◆ THE TASK: Repeat the data verbatim.

◆ RECORDS PROVIDED:
============

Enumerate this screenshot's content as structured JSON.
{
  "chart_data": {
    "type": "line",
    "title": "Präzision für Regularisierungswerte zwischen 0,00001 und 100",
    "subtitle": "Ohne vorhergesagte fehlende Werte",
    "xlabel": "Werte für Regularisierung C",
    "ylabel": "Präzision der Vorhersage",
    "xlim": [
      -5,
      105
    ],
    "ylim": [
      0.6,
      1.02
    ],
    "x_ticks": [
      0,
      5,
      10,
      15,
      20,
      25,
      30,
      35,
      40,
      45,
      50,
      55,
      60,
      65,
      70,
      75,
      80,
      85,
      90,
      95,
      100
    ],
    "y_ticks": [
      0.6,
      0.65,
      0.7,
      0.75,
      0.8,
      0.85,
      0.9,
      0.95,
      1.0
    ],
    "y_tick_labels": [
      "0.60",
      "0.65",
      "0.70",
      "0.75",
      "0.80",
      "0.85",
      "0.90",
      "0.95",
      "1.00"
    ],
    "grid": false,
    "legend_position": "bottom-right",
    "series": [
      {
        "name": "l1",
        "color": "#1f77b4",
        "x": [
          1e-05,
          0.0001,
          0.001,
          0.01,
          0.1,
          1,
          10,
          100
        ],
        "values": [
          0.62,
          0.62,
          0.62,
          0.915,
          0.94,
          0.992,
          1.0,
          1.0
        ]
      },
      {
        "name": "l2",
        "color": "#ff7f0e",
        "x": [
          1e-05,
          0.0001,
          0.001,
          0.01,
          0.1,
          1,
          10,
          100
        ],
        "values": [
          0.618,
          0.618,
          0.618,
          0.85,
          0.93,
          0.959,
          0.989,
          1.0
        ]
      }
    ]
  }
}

============

◆ EXERCISE OUTPUT:
Enumerate this screenshot's content as structured JSON.
{
  "chart_data": {
    "type": "line",
    "title": "Präzision für Regularisierungswerte zwischen 0,00001 und 100",
    "subtitle": "Ohne vorhergesagte fehlende Werte",
    "xlabel": "Werte für Regularisierung C",
    "ylabel": "Präzision der Vorhersage",
    "xlim": [
      -5,
      105
    ],
    "ylim": [
      0.6,
      1.02
    ],
    "x_ticks": [
      0,
      5,
      10,
      15,
      20,
      25,
      30,
      35,
      40,
      45,
      50,
      55,
      60,
      65,
      70,
      75,
      80,
      85,
      90,
      95,
      100
    ],
    "y_ticks": [
      0.6,
      0.65,
      0.7,
      0.75,
      0.8,
      0.85,
      0.9,
      0.95,
      1.0
    ],
    "y_tick_labels": [
      "0.60",
      "0.65",
      "0.70",
      "0.75",
      "0.80",
      "0.85",
      "0.90",
      "0.95",
      "1.00"
    ],
    "grid": false,
    "legend_position": "bottom-right",
    "series": [
      {
        "name": "l1",
        "color": "#1f77b4",
        "x": [
          1e-05,
          0.0001,
          0.001,
          0.01,
          0.1,
          1,
          10,
          100
        ],
        "values": [
          0.62,
          0.62,
          0.62,
          0.915,
          0.94,
          0.992,
          1.0,
          1.0
        ]
      },
      {
        "name": "l2",
        "color": "#ff7f0e",
        "x": [
          1e-05,
          0.0001,
          0.001,
          0.01,
          0.1,
          1,
          10,
          100
        ],
        "values": [
          0.618,
          0.618,
          0.618,
          0.85,
          0.93,
          0.959,
          0.989,
          1.0
        ]
      }
    ]
  }
}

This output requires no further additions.